### Given problem
Repeat every entry word for word, skipping the pictures.

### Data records
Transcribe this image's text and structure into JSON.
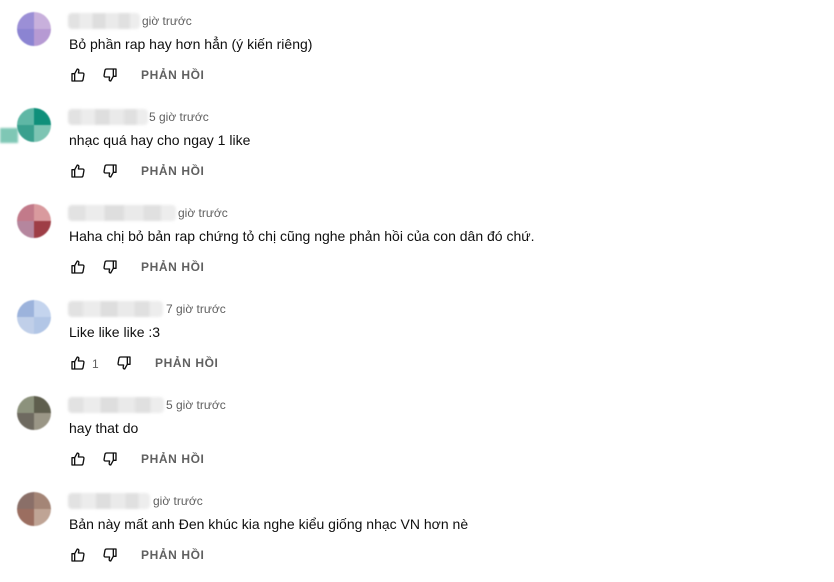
{
  "comments": [
    {
      "time": "giờ trước",
      "text": "Bỏ phần rap hay hơn hẳn (ý kiến riêng)",
      "likes": "",
      "reply": "PHẢN HỒI",
      "avatar_colors": [
        "#9b8fd6",
        "#c8b0dc",
        "#8b84d2",
        "#b69ad3"
      ]
    },
    {
      "time": "5 giờ trước",
      "text": "nhạc quá hay cho ngay 1 like",
      "likes": "",
      "reply": "PHẢN HỒI",
      "avatar_colors": [
        "#5fb7a5",
        "#0f8f7a",
        "#3aa08e",
        "#7dc4b3"
      ]
    },
    {
      "time": "giờ trước",
      "text": "Haha chị bỏ bản rap chứng tỏ chị cũng nghe phản hồi của con dân đó chứ.",
      "likes": "",
      "reply": "PHẢN HỒI",
      "avatar_colors": [
        "#c27a8a",
        "#d99a9e",
        "#b5869e",
        "#9e3e46"
      ]
    },
    {
      "time": "7 giờ trước",
      "text": "Like like like :3",
      "likes": "1",
      "reply": "PHẢN HỒI",
      "avatar_colors": [
        "#9cb3dc",
        "#c4d4ee",
        "#c0cfe9",
        "#b2c6e6"
      ]
    },
    {
      "time": "5 giờ trước",
      "text": "hay that do",
      "likes": "",
      "reply": "PHẢN HỒI",
      "avatar_colors": [
        "#8c927c",
        "#5f5f4e",
        "#6e6a60",
        "#9a9686"
      ]
    },
    {
      "time": "giờ trước",
      "text": "Bản này mất anh Đen khúc kia nghe kiểu giống nhạc VN hơn nè",
      "likes": "",
      "reply": "PHẢN HỒI",
      "avatar_colors": [
        "#8a6f68",
        "#a48576",
        "#9b6e60",
        "#bfa495"
      ]
    }
  ],
  "icons": {
    "like": "thumbs-up-icon",
    "dislike": "thumbs-down-icon"
  }
}
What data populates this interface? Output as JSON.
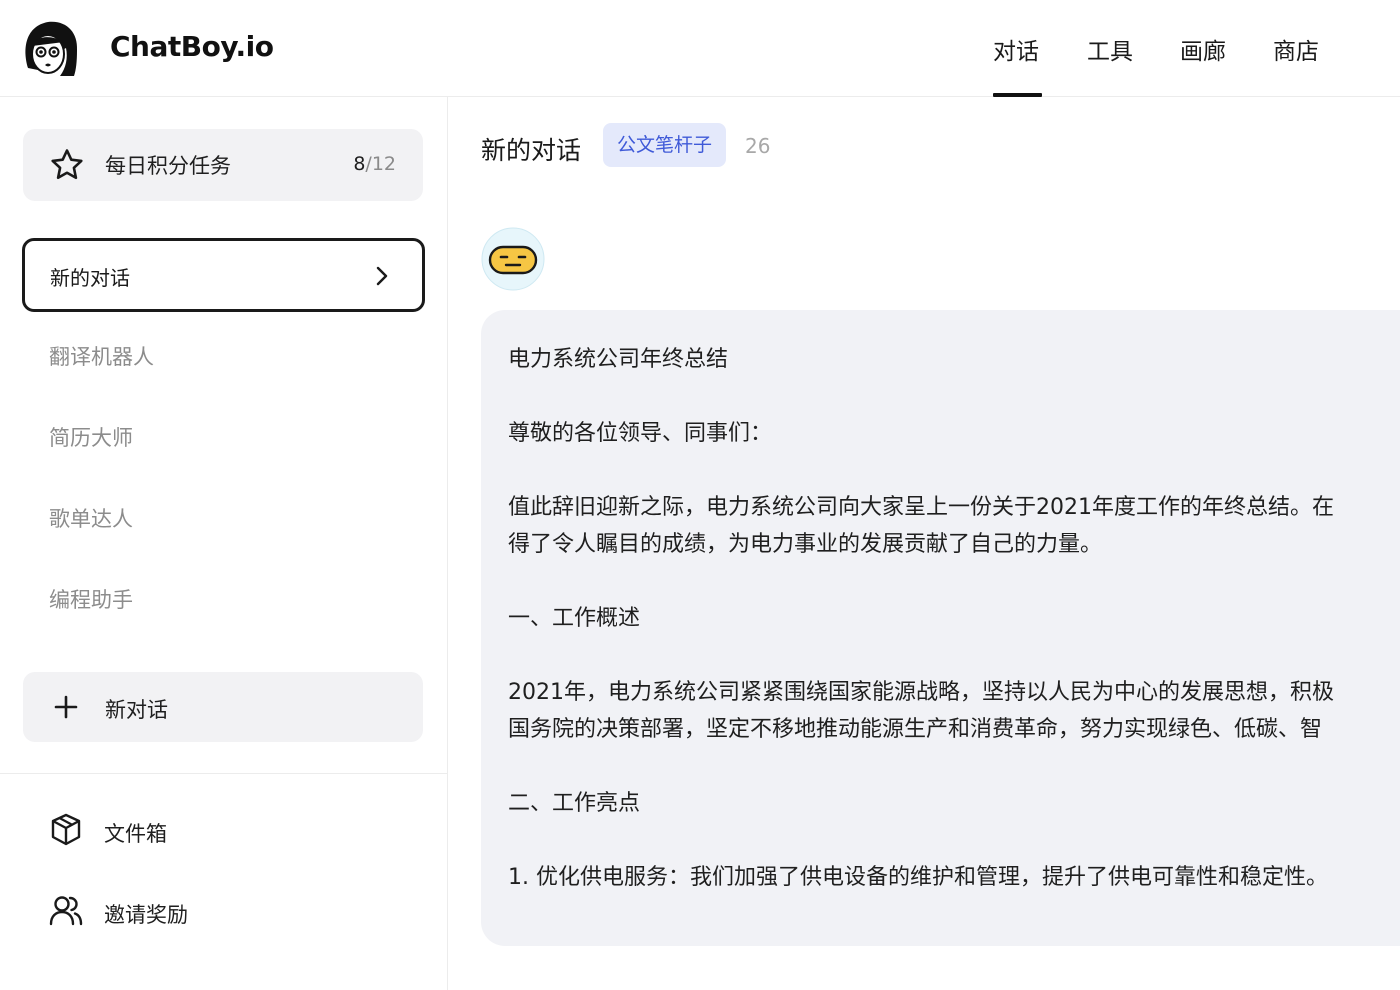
{
  "header": {
    "brand": "ChatBoy.io",
    "nav": [
      {
        "label": "对话",
        "active": true
      },
      {
        "label": "工具",
        "active": false
      },
      {
        "label": "画廊",
        "active": false
      },
      {
        "label": "商店",
        "active": false
      }
    ]
  },
  "sidebar": {
    "task": {
      "label": "每日积分任务",
      "done": "8",
      "total": "/12",
      "icon": "star-icon"
    },
    "active_conversation": {
      "label": "新的对话",
      "icon": "chevron-right-icon"
    },
    "conversations": [
      {
        "label": "翻译机器人"
      },
      {
        "label": "简历大师"
      },
      {
        "label": "歌单达人"
      },
      {
        "label": "编程助手"
      }
    ],
    "new_conversation": {
      "label": "新对话",
      "icon": "plus-icon"
    },
    "bottom": [
      {
        "label": "文件箱",
        "icon": "box-icon"
      },
      {
        "label": "邀请奖励",
        "icon": "users-icon"
      }
    ]
  },
  "main": {
    "title": "新的对话",
    "role_tag": "公文笔杆子",
    "count": "26",
    "message": {
      "lines": [
        "电力系统公司年终总结",
        "尊敬的各位领导、同事们：",
        "值此辞旧迎新之际，电力系统公司向大家呈上一份关于2021年度工作的年终总结。在",
        "得了令人瞩目的成绩，为电力事业的发展贡献了自己的力量。",
        "一、工作概述",
        "2021年，电力系统公司紧紧围绕国家能源战略，坚持以人民为中心的发展思想，积极",
        "国务院的决策部署，坚定不移地推动能源生产和消费革命，努力实现绿色、低碳、智",
        "二、工作亮点",
        "1. 优化供电服务：我们加强了供电设备的维护和管理，提升了供电可靠性和稳定性。"
      ]
    }
  },
  "colors": {
    "accent_text": "#3f5ad8",
    "tag_bg": "#e4e9fb",
    "card_bg": "#f2f2f4",
    "bubble_bg": "#f1f2f6"
  }
}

### Result for this task
Transcribe this image's text and structure into JSON.
{
  "comments": [
    {
      "time": "giờ trước",
      "text": "Bỏ phần rap hay hơn hẳn (ý kiến riêng)",
      "likes": "",
      "reply": "PHẢN HỒI",
      "avatar_colors": [
        "#9b8fd6",
        "#c8b0dc",
        "#8b84d2",
        "#b69ad3"
      ]
    },
    {
      "time": "5 giờ trước",
      "text": "nhạc quá hay cho ngay 1 like",
      "likes": "",
      "reply": "PHẢN HỒI",
      "avatar_colors": [
        "#5fb7a5",
        "#0f8f7a",
        "#3aa08e",
        "#7dc4b3"
      ]
    },
    {
      "time": "giờ trước",
      "text": "Haha chị bỏ bản rap chứng tỏ chị cũng nghe phản hồi của con dân đó chứ.",
      "likes": "",
      "reply": "PHẢN HỒI",
      "avatar_colors": [
        "#c27a8a",
        "#d99a9e",
        "#b5869e",
        "#9e3e46"
      ]
    },
    {
      "time": "7 giờ trước",
      "text": "Like like like :3",
      "likes": "1",
      "reply": "PHẢN HỒI",
      "avatar_colors": [
        "#9cb3dc",
        "#c4d4ee",
        "#c0cfe9",
        "#b2c6e6"
      ]
    },
    {
      "time": "5 giờ trước",
      "text": "hay that do",
      "likes": "",
      "reply": "PHẢN HỒI",
      "avatar_colors": [
        "#8c927c",
        "#5f5f4e",
        "#6e6a60",
        "#9a9686"
      ]
    },
    {
      "time": "giờ trước",
      "text": "Bản này mất anh Đen khúc kia nghe kiểu giống nhạc VN hơn nè",
      "likes": "",
      "reply": "PHẢN HỒI",
      "avatar_colors": [
        "#8a6f68",
        "#a48576",
        "#9b6e60",
        "#bfa495"
      ]
    }
  ],
  "icons": {
    "like": "thumbs-up-icon",
    "dislike": "thumbs-down-icon"
  }
}
What data populates this interface? Output as JSON.
{
  "header": {
    "brand": "ChatBoy.io",
    "nav": [
      {
        "label": "对话",
        "active": true
      },
      {
        "label": "工具",
        "active": false
      },
      {
        "label": "画廊",
        "active": false
      },
      {
        "label": "商店",
        "active": false
      }
    ]
  },
  "sidebar": {
    "task": {
      "label": "每日积分任务",
      "done": "8",
      "total": "/12",
      "icon": "star-icon"
    },
    "active_conversation": {
      "label": "新的对话",
      "icon": "chevron-right-icon"
    },
    "conversations": [
      {
        "label": "翻译机器人"
      },
      {
        "label": "简历大师"
      },
      {
        "label": "歌单达人"
      },
      {
        "label": "编程助手"
      }
    ],
    "new_conversation": {
      "label": "新对话",
      "icon": "plus-icon"
    },
    "bottom": [
      {
        "label": "文件箱",
        "icon": "box-icon"
      },
      {
        "label": "邀请奖励",
        "icon": "users-icon"
      }
    ]
  },
  "main": {
    "title": "新的对话",
    "role_tag": "公文笔杆子",
    "count": "26",
    "message": {
      "lines": [
        "电力系统公司年终总结",
        "尊敬的各位领导、同事们：",
        "值此辞旧迎新之际，电力系统公司向大家呈上一份关于2021年度工作的年终总结。在",
        "得了令人瞩目的成绩，为电力事业的发展贡献了自己的力量。",
        "一、工作概述",
        "2021年，电力系统公司紧紧围绕国家能源战略，坚持以人民为中心的发展思想，积极",
        "国务院的决策部署，坚定不移地推动能源生产和消费革命，努力实现绿色、低碳、智",
        "二、工作亮点",
        "1. 优化供电服务：我们加强了供电设备的维护和管理，提升了供电可靠性和稳定性。"
      ]
    }
  },
  "colors": {
    "accent_text": "#3f5ad8",
    "tag_bg": "#e4e9fb",
    "card_bg": "#f2f2f4",
    "bubble_bg": "#f1f2f6"
  }
}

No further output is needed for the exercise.